- _EXERCISE AIM_
Quote the records verbatim, beginning with the first line and continuing through the line containing "y-tick-label: -300 (77, 656, 135, 687)", including both ends.

- _Item position entries_
┌──

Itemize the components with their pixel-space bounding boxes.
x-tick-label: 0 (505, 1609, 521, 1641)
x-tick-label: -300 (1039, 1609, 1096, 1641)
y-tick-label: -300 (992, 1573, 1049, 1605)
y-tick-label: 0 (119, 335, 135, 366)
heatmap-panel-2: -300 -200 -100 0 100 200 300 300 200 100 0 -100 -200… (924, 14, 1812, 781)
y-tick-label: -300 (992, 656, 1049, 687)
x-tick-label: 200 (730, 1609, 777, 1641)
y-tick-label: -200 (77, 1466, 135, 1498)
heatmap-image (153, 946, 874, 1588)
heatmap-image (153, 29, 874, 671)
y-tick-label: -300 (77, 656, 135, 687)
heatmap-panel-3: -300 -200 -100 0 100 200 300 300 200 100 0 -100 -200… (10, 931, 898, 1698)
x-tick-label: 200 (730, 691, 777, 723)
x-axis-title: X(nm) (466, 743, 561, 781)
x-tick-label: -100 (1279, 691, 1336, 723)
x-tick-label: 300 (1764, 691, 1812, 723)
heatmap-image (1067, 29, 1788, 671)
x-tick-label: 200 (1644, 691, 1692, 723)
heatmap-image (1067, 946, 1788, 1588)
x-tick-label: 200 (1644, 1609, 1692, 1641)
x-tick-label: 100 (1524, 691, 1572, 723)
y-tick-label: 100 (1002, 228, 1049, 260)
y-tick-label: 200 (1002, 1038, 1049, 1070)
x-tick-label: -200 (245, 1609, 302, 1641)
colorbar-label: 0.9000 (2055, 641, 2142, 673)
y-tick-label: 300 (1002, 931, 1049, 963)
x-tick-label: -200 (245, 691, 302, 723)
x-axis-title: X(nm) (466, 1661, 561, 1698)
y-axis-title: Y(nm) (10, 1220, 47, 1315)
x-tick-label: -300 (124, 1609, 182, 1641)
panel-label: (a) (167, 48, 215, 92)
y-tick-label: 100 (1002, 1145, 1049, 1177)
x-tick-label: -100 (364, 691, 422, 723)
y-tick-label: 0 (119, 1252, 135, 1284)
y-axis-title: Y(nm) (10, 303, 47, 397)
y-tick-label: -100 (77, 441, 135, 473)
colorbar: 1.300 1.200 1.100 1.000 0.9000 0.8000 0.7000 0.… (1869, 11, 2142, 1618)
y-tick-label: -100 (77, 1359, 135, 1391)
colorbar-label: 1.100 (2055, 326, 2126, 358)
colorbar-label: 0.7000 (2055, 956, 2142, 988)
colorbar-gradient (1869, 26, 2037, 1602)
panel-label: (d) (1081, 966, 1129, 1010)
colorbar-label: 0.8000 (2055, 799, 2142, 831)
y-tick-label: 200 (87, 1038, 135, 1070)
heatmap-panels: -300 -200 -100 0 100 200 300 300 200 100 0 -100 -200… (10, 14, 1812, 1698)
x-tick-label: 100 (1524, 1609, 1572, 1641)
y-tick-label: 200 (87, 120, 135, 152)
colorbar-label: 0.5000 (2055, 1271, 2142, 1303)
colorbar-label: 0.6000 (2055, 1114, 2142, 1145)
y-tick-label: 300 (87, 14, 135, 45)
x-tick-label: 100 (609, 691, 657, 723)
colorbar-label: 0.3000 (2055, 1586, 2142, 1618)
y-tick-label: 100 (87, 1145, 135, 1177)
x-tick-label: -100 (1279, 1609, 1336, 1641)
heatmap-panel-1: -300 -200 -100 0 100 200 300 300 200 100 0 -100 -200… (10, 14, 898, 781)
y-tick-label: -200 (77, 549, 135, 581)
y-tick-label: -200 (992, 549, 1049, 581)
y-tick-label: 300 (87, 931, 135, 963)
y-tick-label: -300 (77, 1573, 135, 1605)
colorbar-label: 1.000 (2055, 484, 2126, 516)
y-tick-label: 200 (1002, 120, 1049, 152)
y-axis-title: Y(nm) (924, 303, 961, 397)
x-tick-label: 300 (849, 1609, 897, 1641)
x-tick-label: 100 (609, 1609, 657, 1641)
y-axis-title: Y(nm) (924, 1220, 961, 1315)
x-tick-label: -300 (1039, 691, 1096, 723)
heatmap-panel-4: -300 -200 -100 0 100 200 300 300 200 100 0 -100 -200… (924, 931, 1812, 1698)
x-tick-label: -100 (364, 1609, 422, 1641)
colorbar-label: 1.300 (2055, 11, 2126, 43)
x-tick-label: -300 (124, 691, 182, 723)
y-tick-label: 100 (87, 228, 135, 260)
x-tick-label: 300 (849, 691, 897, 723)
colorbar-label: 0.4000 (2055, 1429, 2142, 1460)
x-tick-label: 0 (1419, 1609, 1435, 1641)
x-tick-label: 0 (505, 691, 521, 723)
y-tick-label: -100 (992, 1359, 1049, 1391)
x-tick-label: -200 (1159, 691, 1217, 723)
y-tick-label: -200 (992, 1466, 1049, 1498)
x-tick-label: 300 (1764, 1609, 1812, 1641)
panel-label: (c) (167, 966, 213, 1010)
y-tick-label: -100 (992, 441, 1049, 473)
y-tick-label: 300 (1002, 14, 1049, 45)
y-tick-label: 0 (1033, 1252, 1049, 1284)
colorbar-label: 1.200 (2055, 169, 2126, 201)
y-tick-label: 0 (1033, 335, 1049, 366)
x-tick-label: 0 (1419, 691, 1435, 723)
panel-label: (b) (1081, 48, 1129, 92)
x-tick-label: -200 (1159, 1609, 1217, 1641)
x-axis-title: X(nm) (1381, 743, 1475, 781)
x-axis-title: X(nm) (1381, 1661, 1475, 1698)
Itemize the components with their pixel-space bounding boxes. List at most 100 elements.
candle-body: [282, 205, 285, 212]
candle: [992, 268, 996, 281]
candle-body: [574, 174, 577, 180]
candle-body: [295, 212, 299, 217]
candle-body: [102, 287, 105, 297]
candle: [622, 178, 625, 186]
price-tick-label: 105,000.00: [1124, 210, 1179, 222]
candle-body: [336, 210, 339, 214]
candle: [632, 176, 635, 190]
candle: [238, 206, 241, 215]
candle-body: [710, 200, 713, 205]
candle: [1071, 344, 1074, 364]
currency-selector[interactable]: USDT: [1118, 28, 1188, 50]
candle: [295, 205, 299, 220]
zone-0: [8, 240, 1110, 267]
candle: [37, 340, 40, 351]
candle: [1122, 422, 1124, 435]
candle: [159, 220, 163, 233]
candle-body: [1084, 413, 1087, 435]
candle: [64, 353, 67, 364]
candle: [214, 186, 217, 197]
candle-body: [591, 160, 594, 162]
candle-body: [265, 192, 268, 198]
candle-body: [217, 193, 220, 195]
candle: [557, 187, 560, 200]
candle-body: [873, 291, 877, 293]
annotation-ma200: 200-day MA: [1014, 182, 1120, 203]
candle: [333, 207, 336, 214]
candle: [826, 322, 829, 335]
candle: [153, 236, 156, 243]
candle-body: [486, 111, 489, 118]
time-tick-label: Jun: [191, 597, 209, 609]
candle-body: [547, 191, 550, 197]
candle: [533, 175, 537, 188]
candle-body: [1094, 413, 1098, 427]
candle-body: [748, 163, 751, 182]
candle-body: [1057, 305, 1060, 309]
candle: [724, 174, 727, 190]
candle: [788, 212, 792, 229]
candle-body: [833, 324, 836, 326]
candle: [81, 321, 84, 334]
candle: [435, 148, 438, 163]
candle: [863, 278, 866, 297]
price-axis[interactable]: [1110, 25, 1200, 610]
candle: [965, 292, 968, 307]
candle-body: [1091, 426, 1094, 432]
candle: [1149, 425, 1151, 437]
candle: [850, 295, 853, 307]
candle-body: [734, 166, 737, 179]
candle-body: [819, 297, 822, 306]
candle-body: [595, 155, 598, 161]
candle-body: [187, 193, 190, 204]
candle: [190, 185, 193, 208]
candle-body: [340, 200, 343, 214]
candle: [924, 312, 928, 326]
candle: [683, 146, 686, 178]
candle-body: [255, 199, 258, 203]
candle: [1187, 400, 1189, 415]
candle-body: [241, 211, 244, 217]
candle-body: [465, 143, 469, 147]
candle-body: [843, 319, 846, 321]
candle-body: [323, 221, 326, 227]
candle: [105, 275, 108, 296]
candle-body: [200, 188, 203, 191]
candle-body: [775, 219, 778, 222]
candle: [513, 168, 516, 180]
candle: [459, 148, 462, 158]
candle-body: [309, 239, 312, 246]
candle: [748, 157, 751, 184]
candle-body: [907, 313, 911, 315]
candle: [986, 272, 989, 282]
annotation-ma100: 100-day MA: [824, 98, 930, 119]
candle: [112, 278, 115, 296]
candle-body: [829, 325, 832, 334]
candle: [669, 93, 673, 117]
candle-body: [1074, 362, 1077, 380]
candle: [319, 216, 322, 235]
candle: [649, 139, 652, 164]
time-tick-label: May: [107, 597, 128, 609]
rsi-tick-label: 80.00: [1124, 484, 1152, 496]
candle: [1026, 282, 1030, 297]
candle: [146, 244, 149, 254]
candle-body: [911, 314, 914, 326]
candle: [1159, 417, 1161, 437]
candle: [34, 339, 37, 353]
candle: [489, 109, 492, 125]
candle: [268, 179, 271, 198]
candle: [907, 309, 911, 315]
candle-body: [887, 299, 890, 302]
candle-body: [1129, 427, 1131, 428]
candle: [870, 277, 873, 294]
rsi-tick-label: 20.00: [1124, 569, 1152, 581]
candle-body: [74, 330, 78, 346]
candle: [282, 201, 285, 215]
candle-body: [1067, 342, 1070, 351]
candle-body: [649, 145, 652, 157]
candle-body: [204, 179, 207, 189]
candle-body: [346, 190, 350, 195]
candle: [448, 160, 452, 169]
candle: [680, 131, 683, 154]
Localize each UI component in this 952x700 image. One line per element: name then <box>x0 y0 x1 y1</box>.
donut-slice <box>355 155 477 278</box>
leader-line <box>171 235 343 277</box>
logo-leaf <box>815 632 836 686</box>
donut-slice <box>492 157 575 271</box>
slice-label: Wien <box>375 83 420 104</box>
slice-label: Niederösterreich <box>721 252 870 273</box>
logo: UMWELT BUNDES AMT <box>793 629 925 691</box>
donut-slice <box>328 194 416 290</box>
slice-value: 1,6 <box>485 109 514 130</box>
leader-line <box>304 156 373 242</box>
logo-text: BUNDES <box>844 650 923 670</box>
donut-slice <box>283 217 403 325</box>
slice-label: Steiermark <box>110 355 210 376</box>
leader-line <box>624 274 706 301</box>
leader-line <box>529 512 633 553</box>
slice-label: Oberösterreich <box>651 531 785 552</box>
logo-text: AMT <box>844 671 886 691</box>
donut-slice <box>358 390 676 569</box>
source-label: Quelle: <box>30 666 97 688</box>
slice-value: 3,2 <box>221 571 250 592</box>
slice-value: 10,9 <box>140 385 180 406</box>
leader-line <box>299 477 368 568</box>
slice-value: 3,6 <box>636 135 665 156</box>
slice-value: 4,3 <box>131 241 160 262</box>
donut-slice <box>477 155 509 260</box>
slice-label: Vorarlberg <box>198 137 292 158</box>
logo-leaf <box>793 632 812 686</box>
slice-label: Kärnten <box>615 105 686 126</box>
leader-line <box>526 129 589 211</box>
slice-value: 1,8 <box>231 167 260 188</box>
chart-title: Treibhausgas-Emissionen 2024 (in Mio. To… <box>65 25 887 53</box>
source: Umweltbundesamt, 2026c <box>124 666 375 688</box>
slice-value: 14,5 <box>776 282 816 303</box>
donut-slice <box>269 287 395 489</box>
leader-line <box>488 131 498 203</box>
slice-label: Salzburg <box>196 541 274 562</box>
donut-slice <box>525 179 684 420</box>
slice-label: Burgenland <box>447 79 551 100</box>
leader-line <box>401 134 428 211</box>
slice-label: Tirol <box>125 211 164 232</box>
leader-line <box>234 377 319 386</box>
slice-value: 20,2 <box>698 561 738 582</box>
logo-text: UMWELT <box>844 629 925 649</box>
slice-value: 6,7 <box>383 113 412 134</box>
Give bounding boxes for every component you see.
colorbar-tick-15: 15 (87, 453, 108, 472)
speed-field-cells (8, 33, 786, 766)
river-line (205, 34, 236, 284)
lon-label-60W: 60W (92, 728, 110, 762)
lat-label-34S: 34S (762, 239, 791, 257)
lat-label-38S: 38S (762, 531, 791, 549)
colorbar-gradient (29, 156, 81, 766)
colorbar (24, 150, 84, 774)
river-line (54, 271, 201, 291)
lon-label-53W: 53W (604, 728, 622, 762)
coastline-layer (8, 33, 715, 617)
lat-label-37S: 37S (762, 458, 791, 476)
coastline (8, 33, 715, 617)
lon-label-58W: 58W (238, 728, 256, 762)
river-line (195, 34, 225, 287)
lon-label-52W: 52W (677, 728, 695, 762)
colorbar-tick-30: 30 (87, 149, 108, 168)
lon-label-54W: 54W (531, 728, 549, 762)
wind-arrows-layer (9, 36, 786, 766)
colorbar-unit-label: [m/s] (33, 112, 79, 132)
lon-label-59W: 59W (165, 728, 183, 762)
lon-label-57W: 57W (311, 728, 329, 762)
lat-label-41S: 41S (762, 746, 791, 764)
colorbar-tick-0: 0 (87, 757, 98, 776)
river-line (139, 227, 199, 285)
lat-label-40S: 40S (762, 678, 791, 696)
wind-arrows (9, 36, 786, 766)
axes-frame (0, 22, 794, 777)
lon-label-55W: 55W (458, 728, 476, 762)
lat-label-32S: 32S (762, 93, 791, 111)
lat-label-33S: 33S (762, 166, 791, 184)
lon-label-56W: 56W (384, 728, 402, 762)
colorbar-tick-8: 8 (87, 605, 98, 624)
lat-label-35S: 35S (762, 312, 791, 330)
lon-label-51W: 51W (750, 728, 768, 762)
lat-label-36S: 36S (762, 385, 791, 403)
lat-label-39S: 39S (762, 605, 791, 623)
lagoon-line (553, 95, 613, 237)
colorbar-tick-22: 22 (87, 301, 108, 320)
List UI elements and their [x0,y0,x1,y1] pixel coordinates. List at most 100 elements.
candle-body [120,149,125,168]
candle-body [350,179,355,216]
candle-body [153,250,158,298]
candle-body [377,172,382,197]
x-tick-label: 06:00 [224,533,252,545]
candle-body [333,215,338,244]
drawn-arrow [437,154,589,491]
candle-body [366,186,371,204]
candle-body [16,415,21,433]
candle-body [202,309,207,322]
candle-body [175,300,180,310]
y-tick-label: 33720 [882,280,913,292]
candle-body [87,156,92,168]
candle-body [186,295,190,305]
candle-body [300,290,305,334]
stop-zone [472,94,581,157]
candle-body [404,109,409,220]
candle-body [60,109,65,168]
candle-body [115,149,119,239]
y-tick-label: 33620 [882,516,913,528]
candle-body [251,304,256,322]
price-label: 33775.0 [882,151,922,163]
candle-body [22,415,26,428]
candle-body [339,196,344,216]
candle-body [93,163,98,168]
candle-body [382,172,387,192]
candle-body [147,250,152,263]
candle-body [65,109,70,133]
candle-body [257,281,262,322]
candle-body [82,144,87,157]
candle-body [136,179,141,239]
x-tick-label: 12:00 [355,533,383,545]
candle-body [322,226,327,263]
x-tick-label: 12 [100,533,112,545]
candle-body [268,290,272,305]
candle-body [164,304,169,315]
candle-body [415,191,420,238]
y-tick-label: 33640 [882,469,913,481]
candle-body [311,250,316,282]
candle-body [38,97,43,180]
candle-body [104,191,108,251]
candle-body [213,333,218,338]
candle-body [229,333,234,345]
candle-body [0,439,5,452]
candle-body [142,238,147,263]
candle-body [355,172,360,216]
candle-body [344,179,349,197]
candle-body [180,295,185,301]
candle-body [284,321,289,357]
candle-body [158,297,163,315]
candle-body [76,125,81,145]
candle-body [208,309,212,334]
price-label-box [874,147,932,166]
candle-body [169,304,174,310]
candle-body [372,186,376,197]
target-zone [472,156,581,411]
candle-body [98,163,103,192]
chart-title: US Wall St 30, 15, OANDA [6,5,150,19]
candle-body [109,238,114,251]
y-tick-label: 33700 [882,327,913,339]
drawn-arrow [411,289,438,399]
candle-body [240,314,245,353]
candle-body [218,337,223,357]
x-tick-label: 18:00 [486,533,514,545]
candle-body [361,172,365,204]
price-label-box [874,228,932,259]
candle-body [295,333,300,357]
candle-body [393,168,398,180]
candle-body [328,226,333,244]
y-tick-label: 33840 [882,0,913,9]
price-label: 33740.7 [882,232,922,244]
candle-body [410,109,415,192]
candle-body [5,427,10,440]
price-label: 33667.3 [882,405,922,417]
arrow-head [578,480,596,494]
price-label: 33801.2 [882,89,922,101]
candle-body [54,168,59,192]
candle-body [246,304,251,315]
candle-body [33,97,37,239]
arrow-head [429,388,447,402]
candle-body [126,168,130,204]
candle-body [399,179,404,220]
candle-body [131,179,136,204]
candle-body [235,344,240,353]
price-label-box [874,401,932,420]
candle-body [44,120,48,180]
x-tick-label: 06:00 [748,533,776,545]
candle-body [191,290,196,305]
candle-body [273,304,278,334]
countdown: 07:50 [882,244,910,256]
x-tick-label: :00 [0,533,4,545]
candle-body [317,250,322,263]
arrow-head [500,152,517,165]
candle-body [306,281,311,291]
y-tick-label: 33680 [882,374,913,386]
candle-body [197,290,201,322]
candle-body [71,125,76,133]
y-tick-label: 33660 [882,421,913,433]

└──

- _RESPONSE FOR THIS EXERCISE_
Itemize the components with their pixel-space bounding boxes.
x-tick-label: 0 (505, 1609, 521, 1641)
x-tick-label: -300 (1039, 1609, 1096, 1641)
y-tick-label: -300 (992, 1573, 1049, 1605)
y-tick-label: 0 (119, 335, 135, 366)
heatmap-panel-2: -300 -200 -100 0 100 200 300 300 200 100 0 -100 -200… (924, 14, 1812, 781)
y-tick-label: -300 (992, 656, 1049, 687)
x-tick-label: 200 (730, 1609, 777, 1641)
y-tick-label: -200 (77, 1466, 135, 1498)
heatmap-image (153, 946, 874, 1588)
heatmap-image (153, 29, 874, 671)
y-tick-label: -300 (77, 656, 135, 687)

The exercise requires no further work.